• **TASK DETAILS**:
Which lines hold the word "text"? Copy each of them from the material.

(Dataset rows)
######

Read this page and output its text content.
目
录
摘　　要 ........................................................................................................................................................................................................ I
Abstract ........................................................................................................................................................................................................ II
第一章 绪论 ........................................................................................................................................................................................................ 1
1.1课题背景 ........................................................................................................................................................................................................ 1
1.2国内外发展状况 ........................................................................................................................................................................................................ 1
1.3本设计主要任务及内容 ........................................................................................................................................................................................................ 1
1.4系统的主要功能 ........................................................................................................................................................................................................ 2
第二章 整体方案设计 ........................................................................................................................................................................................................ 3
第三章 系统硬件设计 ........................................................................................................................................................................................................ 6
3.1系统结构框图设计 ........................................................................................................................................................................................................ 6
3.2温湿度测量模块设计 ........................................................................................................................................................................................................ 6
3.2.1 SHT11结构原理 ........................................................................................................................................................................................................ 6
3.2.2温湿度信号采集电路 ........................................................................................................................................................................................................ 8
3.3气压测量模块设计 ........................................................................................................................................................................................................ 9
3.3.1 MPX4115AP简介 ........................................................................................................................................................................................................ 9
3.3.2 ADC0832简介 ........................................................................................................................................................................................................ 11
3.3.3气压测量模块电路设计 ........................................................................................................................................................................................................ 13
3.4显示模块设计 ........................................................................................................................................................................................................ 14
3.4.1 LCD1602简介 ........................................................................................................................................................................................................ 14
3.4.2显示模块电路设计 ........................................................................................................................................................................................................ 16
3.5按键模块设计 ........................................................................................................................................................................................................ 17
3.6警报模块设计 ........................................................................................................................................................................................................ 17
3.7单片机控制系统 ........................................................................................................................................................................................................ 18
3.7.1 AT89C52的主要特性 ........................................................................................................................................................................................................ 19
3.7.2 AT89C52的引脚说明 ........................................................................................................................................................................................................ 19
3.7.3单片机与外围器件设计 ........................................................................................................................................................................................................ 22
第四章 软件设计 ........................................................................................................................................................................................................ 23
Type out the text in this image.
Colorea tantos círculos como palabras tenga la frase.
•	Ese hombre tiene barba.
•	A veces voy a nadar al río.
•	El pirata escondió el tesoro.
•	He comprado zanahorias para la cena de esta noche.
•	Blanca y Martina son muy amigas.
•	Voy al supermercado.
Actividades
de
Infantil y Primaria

######

• **RIGHT ANSWER**:
Read this page and output its text content.
Type out the text in this image.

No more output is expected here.